### WORK INSTRUCTIONS:
List each line in which the string "structured" appears.

### DATA SECTION:

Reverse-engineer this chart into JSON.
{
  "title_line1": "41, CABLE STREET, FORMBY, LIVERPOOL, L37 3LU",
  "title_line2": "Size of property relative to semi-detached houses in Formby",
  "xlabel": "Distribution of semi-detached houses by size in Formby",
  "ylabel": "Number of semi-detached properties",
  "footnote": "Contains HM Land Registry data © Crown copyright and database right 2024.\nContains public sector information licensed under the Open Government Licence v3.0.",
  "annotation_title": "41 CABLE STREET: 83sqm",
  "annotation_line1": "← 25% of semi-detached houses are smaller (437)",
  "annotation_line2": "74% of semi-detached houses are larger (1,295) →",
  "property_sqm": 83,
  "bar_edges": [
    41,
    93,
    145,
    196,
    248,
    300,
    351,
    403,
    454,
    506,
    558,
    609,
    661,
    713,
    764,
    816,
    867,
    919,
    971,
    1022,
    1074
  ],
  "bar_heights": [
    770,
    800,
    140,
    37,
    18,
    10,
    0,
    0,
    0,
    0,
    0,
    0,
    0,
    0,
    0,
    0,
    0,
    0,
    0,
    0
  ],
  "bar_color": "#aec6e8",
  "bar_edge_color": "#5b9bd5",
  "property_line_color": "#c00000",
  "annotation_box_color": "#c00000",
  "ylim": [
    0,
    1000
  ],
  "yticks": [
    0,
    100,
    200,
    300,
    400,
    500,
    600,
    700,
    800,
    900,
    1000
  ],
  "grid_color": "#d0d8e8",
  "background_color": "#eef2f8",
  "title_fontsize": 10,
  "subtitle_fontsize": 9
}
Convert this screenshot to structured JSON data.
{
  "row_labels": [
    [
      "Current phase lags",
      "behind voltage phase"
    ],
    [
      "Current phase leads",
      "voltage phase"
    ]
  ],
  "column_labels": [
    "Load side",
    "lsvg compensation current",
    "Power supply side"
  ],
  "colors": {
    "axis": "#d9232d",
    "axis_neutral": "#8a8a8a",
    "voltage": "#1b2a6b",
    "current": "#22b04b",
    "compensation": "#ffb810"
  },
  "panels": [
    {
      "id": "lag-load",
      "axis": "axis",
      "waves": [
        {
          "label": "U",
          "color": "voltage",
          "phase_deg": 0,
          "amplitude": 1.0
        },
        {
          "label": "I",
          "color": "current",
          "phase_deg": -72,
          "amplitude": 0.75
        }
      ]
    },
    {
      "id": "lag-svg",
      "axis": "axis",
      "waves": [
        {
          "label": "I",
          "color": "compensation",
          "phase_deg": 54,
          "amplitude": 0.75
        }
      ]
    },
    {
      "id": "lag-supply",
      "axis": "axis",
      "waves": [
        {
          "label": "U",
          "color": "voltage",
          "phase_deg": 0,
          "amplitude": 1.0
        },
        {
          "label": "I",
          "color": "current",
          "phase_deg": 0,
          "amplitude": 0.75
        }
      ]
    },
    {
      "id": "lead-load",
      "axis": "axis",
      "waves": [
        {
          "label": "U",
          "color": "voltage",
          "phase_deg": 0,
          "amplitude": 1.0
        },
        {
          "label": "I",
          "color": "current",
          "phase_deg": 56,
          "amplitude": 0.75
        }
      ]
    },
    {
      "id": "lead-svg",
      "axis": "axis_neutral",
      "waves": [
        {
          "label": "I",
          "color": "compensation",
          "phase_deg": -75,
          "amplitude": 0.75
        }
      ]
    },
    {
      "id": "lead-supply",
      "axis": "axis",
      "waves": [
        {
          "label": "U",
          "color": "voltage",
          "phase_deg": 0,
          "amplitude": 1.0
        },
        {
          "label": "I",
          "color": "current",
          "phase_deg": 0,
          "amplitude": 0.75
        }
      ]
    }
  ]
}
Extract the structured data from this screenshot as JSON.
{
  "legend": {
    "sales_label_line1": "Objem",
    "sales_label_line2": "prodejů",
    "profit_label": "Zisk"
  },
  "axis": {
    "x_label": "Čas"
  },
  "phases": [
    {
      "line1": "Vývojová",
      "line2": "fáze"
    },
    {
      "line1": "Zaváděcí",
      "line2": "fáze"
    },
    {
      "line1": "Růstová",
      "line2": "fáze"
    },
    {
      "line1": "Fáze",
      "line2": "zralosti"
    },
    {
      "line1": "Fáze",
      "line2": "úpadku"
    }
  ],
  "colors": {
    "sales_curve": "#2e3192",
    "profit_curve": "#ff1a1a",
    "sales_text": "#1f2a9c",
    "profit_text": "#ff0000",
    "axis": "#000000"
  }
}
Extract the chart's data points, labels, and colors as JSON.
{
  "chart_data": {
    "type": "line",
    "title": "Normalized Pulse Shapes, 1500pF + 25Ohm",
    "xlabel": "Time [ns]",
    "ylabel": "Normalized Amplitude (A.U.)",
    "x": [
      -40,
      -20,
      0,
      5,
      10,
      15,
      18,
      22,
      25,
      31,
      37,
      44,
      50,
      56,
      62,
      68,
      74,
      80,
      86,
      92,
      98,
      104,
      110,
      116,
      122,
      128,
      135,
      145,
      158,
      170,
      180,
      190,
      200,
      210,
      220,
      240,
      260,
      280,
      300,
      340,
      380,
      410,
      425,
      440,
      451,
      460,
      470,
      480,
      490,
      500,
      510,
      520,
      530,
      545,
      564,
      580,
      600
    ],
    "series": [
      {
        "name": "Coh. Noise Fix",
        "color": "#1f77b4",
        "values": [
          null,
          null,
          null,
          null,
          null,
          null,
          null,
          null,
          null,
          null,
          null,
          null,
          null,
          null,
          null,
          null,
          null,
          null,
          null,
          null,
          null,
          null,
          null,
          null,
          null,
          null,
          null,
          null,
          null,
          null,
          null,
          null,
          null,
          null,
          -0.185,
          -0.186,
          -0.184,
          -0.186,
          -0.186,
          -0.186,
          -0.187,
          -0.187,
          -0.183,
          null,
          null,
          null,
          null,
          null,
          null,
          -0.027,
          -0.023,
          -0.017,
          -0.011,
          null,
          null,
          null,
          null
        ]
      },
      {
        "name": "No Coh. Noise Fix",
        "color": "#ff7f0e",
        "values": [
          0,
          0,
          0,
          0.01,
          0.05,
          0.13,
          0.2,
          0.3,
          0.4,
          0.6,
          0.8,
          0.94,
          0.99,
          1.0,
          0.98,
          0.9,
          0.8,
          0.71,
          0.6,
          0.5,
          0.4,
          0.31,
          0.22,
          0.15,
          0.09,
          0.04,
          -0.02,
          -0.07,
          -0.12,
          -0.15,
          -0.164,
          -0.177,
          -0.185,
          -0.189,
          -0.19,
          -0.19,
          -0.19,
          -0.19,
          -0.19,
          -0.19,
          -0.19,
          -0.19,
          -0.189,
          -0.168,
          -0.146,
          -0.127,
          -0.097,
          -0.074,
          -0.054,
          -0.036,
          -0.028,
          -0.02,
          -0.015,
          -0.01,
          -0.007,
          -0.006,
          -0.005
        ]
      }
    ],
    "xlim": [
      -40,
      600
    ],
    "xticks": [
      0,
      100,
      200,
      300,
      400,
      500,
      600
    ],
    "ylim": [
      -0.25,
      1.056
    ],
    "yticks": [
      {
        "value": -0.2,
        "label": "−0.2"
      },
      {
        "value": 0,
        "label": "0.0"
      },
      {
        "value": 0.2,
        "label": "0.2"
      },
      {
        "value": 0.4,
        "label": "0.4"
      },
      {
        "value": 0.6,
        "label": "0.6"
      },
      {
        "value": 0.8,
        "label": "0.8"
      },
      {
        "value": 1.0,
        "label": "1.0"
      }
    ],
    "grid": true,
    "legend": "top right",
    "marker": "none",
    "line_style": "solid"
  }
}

### THE COMPLETED TASK:
Convert this screenshot to structured JSON data.
Extract the structured data from this screenshot as JSON.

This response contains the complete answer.